**Stored entries:**
+ + + + +

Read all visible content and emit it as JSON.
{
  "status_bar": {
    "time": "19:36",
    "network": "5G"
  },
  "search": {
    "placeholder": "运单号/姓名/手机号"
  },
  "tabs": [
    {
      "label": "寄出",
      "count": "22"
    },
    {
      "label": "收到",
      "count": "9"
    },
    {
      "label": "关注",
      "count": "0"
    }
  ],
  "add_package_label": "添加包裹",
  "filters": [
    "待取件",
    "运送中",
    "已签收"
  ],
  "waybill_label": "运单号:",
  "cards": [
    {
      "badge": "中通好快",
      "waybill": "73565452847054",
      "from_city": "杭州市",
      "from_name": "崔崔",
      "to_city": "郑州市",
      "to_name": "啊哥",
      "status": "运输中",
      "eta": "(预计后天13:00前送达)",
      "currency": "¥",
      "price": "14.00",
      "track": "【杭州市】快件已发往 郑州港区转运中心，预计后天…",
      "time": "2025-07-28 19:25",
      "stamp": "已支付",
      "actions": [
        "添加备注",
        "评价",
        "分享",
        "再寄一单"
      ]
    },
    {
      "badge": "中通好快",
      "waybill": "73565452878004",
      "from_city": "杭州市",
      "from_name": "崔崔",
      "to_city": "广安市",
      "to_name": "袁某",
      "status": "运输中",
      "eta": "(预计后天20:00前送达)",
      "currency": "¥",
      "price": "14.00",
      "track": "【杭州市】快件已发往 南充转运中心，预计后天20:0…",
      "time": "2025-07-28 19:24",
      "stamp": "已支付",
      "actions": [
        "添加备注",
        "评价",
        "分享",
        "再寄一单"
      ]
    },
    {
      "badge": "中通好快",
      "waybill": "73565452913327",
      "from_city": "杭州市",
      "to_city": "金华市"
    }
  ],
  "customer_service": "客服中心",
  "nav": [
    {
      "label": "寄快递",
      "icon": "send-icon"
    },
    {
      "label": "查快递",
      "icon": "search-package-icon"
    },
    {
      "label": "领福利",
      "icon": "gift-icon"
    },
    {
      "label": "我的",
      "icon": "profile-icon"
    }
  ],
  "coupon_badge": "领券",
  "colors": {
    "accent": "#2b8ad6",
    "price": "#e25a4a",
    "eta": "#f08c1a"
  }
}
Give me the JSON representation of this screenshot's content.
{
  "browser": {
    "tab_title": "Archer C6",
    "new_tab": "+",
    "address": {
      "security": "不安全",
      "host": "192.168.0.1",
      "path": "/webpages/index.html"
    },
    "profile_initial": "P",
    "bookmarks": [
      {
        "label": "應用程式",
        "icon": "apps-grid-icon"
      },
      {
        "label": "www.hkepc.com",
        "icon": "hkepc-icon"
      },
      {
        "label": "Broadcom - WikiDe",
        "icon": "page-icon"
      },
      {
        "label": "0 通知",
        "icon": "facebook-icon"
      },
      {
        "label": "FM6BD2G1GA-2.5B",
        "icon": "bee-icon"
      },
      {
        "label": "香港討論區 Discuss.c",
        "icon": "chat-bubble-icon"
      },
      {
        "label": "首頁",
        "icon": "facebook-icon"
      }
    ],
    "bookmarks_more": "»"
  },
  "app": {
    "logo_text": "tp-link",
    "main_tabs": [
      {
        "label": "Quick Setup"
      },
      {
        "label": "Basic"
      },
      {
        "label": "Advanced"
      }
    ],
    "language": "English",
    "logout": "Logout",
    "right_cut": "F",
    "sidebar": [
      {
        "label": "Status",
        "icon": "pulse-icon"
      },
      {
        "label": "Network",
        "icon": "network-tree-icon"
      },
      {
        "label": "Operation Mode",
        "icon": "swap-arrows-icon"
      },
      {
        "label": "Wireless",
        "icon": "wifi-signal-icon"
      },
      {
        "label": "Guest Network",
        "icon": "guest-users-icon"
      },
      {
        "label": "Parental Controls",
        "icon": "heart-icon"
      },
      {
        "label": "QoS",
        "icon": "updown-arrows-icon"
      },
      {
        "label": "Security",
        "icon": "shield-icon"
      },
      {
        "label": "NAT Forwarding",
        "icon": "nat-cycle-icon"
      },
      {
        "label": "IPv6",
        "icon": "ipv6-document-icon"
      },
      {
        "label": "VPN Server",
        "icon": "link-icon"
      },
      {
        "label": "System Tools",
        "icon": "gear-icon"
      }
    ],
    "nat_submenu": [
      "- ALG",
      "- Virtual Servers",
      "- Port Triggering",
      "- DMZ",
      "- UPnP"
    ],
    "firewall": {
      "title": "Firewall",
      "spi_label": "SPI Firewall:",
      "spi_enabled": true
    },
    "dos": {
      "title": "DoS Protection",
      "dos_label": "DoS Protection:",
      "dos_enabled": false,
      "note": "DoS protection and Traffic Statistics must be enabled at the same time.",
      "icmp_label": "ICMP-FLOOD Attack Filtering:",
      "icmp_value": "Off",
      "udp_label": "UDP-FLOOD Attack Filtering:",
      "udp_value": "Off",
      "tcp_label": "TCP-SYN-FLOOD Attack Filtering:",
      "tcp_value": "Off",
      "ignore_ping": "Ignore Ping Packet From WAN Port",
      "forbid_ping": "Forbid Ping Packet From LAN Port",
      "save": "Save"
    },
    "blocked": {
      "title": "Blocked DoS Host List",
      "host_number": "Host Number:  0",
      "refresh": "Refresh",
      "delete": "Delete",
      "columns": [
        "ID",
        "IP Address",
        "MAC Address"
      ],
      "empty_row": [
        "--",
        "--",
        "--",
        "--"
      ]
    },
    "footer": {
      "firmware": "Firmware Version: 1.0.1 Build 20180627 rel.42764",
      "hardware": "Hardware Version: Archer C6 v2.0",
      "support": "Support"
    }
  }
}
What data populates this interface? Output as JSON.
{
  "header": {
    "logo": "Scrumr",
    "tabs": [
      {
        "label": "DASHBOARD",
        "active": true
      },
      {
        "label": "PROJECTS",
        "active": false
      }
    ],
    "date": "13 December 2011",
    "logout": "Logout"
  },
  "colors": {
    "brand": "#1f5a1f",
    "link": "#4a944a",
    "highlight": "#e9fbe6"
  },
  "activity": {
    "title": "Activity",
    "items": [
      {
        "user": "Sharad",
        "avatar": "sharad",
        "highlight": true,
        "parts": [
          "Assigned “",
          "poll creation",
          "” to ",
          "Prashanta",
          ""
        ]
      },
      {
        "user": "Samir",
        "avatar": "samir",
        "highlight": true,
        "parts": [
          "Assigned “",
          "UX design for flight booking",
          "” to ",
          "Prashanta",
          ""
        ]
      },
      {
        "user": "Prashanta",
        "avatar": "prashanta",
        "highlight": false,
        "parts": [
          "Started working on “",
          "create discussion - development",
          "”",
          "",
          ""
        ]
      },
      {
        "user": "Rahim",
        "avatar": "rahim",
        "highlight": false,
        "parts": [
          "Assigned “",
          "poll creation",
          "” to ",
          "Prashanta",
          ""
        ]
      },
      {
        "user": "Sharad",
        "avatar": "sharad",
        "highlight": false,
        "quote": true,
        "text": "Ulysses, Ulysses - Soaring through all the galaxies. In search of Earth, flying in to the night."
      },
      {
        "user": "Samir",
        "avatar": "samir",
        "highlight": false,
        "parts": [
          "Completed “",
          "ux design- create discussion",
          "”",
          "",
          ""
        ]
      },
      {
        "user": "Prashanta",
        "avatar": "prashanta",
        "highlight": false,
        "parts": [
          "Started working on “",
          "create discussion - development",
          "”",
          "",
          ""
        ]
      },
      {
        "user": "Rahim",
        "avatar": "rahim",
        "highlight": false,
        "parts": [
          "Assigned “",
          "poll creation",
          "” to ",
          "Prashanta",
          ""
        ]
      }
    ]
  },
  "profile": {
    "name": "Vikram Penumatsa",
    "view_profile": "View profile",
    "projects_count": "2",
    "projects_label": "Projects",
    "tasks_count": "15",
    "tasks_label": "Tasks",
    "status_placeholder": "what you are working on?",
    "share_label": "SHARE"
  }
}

+ + + + +

**Exercise details:**
Reproduce every line of the listing above in which the string "Ping" appears.

**Solution for this task:**
      "ignore_ping": "Ignore Ping Packet From WAN Port",
      "forbid_ping": "Forbid Ping Packet From LAN Port",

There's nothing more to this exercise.